┌─ Records
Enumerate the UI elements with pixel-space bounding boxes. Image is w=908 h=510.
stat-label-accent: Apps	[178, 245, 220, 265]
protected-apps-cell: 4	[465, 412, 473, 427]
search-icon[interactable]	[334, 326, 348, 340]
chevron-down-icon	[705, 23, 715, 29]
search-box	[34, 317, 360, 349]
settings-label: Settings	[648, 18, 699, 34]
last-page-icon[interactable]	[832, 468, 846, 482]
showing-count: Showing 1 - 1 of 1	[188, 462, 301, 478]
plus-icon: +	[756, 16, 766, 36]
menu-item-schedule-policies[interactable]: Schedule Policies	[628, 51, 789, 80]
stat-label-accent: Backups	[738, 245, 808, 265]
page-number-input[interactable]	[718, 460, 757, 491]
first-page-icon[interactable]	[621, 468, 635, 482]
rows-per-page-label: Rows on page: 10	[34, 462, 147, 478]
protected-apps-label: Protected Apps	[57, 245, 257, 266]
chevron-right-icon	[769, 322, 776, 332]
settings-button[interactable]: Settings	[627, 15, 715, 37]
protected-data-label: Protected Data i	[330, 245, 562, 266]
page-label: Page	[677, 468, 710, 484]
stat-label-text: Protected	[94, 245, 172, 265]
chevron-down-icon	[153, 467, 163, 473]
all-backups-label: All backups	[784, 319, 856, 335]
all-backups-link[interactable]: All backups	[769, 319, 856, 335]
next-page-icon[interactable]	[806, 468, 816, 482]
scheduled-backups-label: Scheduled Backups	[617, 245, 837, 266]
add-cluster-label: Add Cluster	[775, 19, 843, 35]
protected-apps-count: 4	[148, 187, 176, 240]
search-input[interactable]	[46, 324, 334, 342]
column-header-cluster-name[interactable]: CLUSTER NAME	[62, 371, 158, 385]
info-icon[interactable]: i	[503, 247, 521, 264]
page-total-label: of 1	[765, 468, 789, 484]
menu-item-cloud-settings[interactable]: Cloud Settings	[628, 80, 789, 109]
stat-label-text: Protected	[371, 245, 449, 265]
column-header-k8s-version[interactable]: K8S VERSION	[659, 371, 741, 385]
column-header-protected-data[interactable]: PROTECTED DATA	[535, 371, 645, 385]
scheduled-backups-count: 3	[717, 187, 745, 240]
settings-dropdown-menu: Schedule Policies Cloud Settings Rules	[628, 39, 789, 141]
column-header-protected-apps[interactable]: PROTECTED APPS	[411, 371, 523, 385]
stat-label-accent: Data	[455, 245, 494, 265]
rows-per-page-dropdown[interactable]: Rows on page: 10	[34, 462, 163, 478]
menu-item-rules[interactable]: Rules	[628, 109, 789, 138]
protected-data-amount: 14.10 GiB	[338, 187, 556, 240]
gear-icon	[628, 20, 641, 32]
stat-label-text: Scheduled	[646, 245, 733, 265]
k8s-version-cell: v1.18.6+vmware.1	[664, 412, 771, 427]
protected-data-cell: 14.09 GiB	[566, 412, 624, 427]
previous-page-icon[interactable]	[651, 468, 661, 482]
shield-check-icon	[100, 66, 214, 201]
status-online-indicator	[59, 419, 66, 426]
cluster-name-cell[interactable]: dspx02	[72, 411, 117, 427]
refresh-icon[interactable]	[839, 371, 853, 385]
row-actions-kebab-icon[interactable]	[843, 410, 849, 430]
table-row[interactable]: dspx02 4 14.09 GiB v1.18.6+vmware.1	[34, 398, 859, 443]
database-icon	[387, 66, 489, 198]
└─
Exercise details
Write out every line of the records above, unchanged and in the same order.

Response to the task
Enumerate the UI elements with pixel-space bounding boxes. Image is w=908 h=510.
stat-label-accent: Apps	[178, 245, 220, 265]
protected-apps-cell: 4	[465, 412, 473, 427]
search-icon[interactable]	[334, 326, 348, 340]
chevron-down-icon	[705, 23, 715, 29]
search-box	[34, 317, 360, 349]
settings-label: Settings	[648, 18, 699, 34]
last-page-icon[interactable]	[832, 468, 846, 482]
showing-count: Showing 1 - 1 of 1	[188, 462, 301, 478]
plus-icon: +	[756, 16, 766, 36]
menu-item-schedule-policies[interactable]: Schedule Policies	[628, 51, 789, 80]
stat-label-accent: Backups	[738, 245, 808, 265]
page-number-input[interactable]	[718, 460, 757, 491]
first-page-icon[interactable]	[621, 468, 635, 482]
rows-per-page-label: Rows on page: 10	[34, 462, 147, 478]
protected-apps-label: Protected Apps	[57, 245, 257, 266]
chevron-right-icon	[769, 322, 776, 332]
settings-button[interactable]: Settings	[627, 15, 715, 37]
protected-data-label: Protected Data i	[330, 245, 562, 266]
page-label: Page	[677, 468, 710, 484]
stat-label-text: Protected	[94, 245, 172, 265]
chevron-down-icon	[153, 467, 163, 473]
all-backups-label: All backups	[784, 319, 856, 335]
all-backups-link[interactable]: All backups	[769, 319, 856, 335]
next-page-icon[interactable]	[806, 468, 816, 482]
scheduled-backups-label: Scheduled Backups	[617, 245, 837, 266]
add-cluster-label: Add Cluster	[775, 19, 843, 35]
protected-apps-count: 4	[148, 187, 176, 240]
search-input[interactable]	[46, 324, 334, 342]
column-header-cluster-name[interactable]: CLUSTER NAME	[62, 371, 158, 385]
info-icon[interactable]: i	[503, 247, 521, 264]
page-total-label: of 1	[765, 468, 789, 484]
menu-item-cloud-settings[interactable]: Cloud Settings	[628, 80, 789, 109]
stat-label-text: Protected	[371, 245, 449, 265]
column-header-k8s-version[interactable]: K8S VERSION	[659, 371, 741, 385]
column-header-protected-data[interactable]: PROTECTED DATA	[535, 371, 645, 385]
scheduled-backups-count: 3	[717, 187, 745, 240]
settings-dropdown-menu: Schedule Policies Cloud Settings Rules	[628, 39, 789, 141]
column-header-protected-apps[interactable]: PROTECTED APPS	[411, 371, 523, 385]
stat-label-accent: Data	[455, 245, 494, 265]
rows-per-page-dropdown[interactable]: Rows on page: 10	[34, 462, 163, 478]
menu-item-rules[interactable]: Rules	[628, 109, 789, 138]
protected-data-amount: 14.10 GiB	[338, 187, 556, 240]
gear-icon	[628, 20, 641, 32]
stat-label-text: Scheduled	[646, 245, 733, 265]
k8s-version-cell: v1.18.6+vmware.1	[664, 412, 771, 427]
protected-data-cell: 14.09 GiB	[566, 412, 624, 427]
previous-page-icon[interactable]	[651, 468, 661, 482]
shield-check-icon	[100, 66, 214, 201]
status-online-indicator	[59, 419, 66, 426]
cluster-name-cell[interactable]: dspx02	[72, 411, 117, 427]
refresh-icon[interactable]	[839, 371, 853, 385]
row-actions-kebab-icon[interactable]	[843, 410, 849, 430]
table-row[interactable]: dspx02 4 14.09 GiB v1.18.6+vmware.1	[34, 398, 859, 443]
database-icon	[387, 66, 489, 198]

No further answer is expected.